**TASK OBJECTIVE:** Reproduce the records below exactly, leaving out any pictures.

**MATERIAL SUPPLIED:**
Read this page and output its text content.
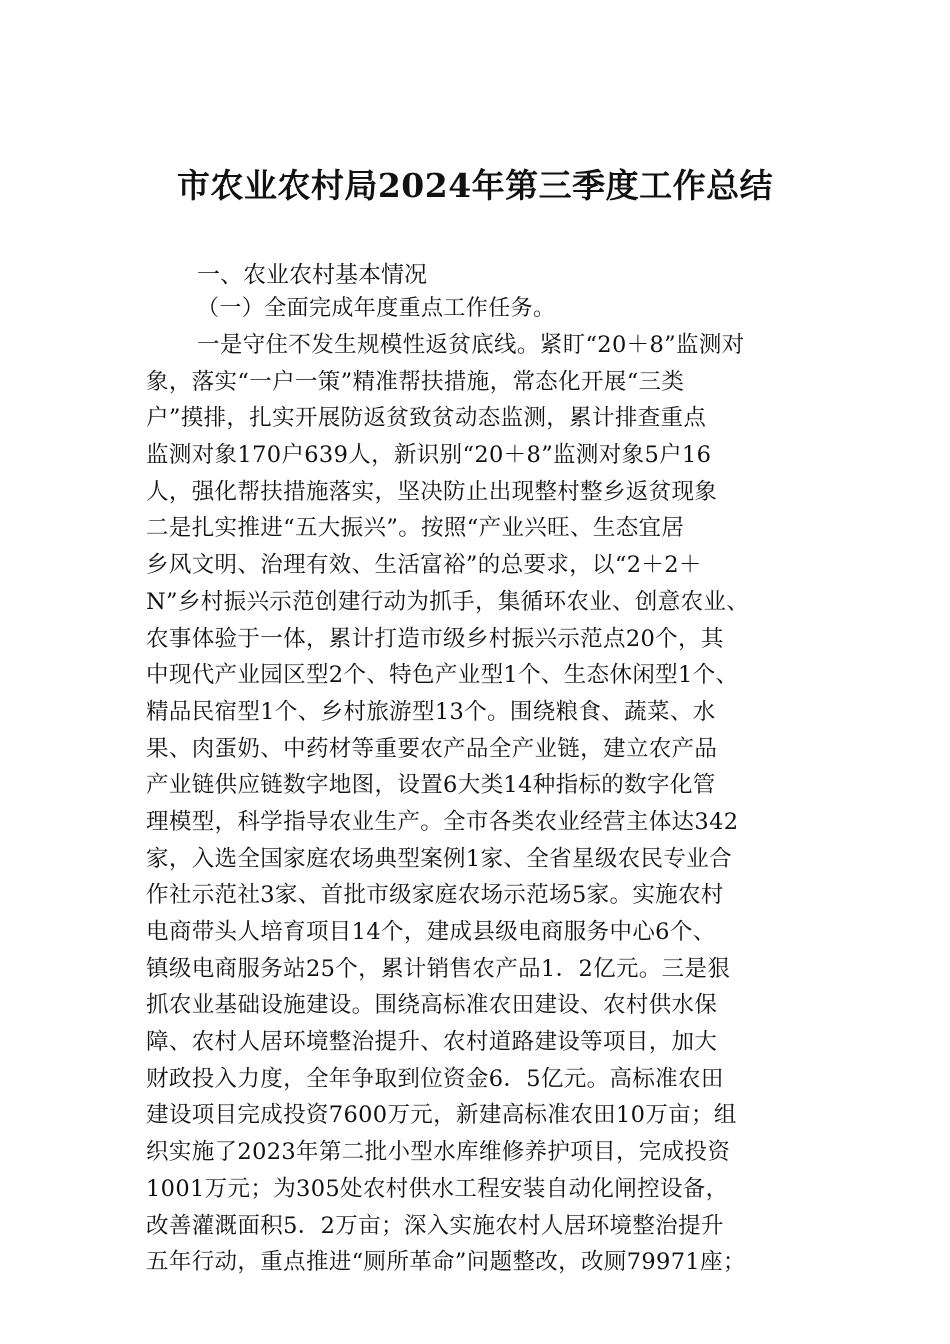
市农业农村局2024年第三季度工作总结
一、农业农村基本情况
（一）全面完成年度重点工作任务。
一是守住不发生规模性返贫底线。紧盯“20＋8”监测对
象，落实“一户一策”精准帮扶措施，常态化开展“三类
户”摸排，扎实开展防返贫致贫动态监测，累计排查重点
监测对象170户639人，新识别“20＋8”监测对象5户16
人，强化帮扶措施落实，坚决防止出现整村整乡返贫现象
二是扎实推进“五大振兴”。按照“产业兴旺、生态宜居
乡风文明、治理有效、生活富裕”的总要求，以“2＋2＋
N”乡村振兴示范创建行动为抓手，集循环农业、创意农业、
农事体验于一体，累计打造市级乡村振兴示范点20个，其
中现代产业园区型2个、特色产业型1个、生态休闲型1个、
精品民宿型1个、乡村旅游型13个。围绕粮食、蔬菜、水
果、肉蛋奶、中药材等重要农产品全产业链，建立农产品
产业链供应链数字地图，设置6大类14种指标的数字化管
理模型，科学指导农业生产。全市各类农业经营主体达342
家，入选全国家庭农场典型案例1家、全省星级农民专业合
作社示范社3家、首批市级家庭农场示范场5家。实施农村
电商带头人培育项目14个，建成县级电商服务中心6个、
镇级电商服务站25个，累计销售农产品1．2亿元。三是狠
抓农业基础设施建设。围绕高标准农田建设、农村供水保
障、农村人居环境整治提升、农村道路建设等项目，加大
财政投入力度，全年争取到位资金6．5亿元。高标准农田
建设项目完成投资7600万元，新建高标准农田10万亩；组
织实施了2023年第二批小型水库维修养护项目，完成投资
1001万元；为305处农村供水工程安装自动化闸控设备，
改善灌溉面积5．2万亩；深入实施农村人居环境整治提升
五年行动，重点推进“厕所革命”问题整改，改厕79971座；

**SOLUTION FOR THIS PROBLEM:**
Read this page and output its text content.
市农业农村局2024年第三季度工作总结
一、农业农村基本情况
（一）全面完成年度重点工作任务。
一是守住不发生规模性返贫底线。紧盯“20＋8”监测对
象，落实“一户一策”精准帮扶措施，常态化开展“三类
户”摸排，扎实开展防返贫致贫动态监测，累计排查重点
监测对象170户639人，新识别“20＋8”监测对象5户16
人，强化帮扶措施落实，坚决防止出现整村整乡返贫现象
二是扎实推进“五大振兴”。按照“产业兴旺、生态宜居
乡风文明、治理有效、生活富裕”的总要求，以“2＋2＋
N”乡村振兴示范创建行动为抓手，集循环农业、创意农业、
农事体验于一体，累计打造市级乡村振兴示范点20个，其
中现代产业园区型2个、特色产业型1个、生态休闲型1个、
精品民宿型1个、乡村旅游型13个。围绕粮食、蔬菜、水
果、肉蛋奶、中药材等重要农产品全产业链，建立农产品
产业链供应链数字地图，设置6大类14种指标的数字化管
理模型，科学指导农业生产。全市各类农业经营主体达342
家，入选全国家庭农场典型案例1家、全省星级农民专业合
作社示范社3家、首批市级家庭农场示范场5家。实施农村
电商带头人培育项目14个，建成县级电商服务中心6个、
镇级电商服务站25个，累计销售农产品1．2亿元。三是狠
抓农业基础设施建设。围绕高标准农田建设、农村供水保
障、农村人居环境整治提升、农村道路建设等项目，加大
财政投入力度，全年争取到位资金6．5亿元。高标准农田
建设项目完成投资7600万元，新建高标准农田10万亩；组
织实施了2023年第二批小型水库维修养护项目，完成投资
1001万元；为305处农村供水工程安装自动化闸控设备，
改善灌溉面积5．2万亩；深入实施农村人居环境整治提升
五年行动，重点推进“厕所革命”问题整改，改厕79971座；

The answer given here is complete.